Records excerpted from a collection
_____

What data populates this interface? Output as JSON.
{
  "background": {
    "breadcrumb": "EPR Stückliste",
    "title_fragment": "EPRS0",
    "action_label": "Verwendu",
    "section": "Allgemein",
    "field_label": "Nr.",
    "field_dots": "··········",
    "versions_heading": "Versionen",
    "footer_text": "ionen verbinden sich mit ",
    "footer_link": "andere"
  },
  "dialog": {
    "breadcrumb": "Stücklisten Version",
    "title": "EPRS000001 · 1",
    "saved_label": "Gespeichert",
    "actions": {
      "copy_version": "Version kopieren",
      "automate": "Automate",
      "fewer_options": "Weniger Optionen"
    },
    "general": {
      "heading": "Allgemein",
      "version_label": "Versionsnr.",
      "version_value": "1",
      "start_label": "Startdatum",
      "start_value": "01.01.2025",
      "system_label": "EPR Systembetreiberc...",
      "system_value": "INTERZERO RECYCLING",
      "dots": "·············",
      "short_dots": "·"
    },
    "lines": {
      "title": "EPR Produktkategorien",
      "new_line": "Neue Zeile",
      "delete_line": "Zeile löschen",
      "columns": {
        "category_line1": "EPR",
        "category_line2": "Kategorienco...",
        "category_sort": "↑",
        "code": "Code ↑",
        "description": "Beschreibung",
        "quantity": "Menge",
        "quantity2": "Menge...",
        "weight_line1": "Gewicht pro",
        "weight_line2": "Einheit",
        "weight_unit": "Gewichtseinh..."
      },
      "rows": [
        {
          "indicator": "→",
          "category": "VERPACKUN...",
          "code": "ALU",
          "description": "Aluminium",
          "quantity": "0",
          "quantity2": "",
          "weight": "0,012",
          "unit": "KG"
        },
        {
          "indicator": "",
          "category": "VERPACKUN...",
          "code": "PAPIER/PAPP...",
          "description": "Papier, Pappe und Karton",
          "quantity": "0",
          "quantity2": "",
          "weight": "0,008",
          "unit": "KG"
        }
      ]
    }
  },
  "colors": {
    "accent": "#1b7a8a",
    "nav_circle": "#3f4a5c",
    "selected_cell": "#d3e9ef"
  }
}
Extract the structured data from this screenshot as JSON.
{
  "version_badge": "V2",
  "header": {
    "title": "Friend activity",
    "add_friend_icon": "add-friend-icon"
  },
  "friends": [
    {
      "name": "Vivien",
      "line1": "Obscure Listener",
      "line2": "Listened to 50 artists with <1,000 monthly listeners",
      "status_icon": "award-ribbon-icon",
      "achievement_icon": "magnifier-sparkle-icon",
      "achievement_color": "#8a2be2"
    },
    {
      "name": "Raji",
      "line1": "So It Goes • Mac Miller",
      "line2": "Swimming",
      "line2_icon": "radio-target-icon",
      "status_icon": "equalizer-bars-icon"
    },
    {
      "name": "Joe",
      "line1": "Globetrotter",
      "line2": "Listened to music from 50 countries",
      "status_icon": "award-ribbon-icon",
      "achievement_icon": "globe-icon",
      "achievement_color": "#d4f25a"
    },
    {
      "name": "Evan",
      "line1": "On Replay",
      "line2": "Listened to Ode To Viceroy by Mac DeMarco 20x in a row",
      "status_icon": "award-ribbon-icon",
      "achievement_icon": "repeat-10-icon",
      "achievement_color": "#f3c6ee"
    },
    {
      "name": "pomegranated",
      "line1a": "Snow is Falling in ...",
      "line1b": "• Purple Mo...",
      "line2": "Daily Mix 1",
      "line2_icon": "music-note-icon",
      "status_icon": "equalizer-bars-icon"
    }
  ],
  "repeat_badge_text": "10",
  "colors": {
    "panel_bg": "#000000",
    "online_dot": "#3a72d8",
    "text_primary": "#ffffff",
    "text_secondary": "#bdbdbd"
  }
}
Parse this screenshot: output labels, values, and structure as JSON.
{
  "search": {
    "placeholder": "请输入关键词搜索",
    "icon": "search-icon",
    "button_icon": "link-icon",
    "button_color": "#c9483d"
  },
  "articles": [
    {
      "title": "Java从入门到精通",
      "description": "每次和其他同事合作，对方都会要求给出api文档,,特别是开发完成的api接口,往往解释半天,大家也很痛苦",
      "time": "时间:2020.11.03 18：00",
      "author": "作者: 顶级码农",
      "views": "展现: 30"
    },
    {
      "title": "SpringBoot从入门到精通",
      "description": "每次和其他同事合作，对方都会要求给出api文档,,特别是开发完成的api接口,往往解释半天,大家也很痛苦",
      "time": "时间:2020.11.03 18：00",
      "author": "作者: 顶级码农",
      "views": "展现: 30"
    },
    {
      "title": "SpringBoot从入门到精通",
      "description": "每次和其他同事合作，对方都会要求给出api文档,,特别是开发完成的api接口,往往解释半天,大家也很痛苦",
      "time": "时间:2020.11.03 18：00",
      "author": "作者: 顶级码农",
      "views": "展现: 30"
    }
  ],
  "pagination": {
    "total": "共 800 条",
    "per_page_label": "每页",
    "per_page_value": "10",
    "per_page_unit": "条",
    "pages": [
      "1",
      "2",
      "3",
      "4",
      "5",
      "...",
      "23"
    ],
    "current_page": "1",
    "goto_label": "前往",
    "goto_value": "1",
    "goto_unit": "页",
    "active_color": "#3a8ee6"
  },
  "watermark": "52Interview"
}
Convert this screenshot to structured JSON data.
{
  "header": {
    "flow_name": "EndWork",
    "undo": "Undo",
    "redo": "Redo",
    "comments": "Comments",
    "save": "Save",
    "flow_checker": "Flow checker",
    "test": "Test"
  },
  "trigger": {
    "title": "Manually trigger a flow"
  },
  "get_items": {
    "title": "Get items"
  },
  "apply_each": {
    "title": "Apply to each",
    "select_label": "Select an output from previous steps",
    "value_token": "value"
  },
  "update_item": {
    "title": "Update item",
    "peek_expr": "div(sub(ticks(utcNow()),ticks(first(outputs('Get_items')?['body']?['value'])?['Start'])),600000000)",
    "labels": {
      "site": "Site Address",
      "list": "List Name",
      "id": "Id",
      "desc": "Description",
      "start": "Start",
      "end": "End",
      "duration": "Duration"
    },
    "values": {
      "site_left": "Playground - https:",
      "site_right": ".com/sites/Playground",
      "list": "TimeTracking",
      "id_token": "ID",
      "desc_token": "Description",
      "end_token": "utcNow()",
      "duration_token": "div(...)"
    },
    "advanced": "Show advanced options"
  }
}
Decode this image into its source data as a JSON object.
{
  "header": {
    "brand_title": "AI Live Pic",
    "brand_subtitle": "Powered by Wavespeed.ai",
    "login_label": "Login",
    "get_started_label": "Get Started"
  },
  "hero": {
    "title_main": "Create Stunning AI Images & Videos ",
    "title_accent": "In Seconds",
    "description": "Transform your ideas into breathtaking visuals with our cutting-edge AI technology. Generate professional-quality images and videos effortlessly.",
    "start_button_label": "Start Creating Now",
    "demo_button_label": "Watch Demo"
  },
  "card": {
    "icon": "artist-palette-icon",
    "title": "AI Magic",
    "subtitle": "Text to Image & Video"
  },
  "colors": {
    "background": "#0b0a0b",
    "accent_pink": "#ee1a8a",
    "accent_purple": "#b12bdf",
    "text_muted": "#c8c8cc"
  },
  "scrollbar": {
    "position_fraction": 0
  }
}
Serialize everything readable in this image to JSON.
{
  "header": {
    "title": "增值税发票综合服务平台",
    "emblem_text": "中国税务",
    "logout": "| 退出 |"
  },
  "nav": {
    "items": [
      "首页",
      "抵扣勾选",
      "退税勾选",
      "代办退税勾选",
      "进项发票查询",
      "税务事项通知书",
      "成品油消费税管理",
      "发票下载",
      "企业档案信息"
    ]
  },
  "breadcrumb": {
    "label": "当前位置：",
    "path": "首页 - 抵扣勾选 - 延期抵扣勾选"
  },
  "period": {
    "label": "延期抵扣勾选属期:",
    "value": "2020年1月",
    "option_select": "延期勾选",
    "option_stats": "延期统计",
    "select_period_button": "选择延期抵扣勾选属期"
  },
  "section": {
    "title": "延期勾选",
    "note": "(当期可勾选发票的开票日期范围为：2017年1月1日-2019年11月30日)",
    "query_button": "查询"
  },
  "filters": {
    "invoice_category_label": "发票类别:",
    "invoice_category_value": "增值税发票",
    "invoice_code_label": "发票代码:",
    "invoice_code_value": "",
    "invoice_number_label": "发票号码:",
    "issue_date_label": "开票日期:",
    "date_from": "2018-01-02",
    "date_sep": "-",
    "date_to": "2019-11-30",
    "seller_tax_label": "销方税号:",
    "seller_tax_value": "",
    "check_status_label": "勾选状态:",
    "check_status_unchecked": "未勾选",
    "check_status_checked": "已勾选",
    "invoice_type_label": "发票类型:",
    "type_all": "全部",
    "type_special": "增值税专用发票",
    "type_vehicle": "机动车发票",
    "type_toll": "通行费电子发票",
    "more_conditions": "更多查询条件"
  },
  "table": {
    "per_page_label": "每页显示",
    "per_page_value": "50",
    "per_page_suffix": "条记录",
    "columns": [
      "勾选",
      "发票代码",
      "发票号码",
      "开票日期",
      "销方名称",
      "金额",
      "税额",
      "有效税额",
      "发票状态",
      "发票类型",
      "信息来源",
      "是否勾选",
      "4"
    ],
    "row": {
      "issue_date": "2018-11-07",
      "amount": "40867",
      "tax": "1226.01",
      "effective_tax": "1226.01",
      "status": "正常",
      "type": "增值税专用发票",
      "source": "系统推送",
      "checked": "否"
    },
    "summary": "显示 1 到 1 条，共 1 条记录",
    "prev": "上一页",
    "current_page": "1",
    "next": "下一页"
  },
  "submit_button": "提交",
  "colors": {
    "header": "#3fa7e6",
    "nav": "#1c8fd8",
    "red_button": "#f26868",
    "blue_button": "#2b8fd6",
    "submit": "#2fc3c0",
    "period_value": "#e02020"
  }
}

_____

=== WRITTEN EXERCISE ===
Copy all lines from the material that contain "values".

=== EXERCISE RESPONSE ===
Parse this screenshot: output labels, values, and structure as JSON.
    "values": {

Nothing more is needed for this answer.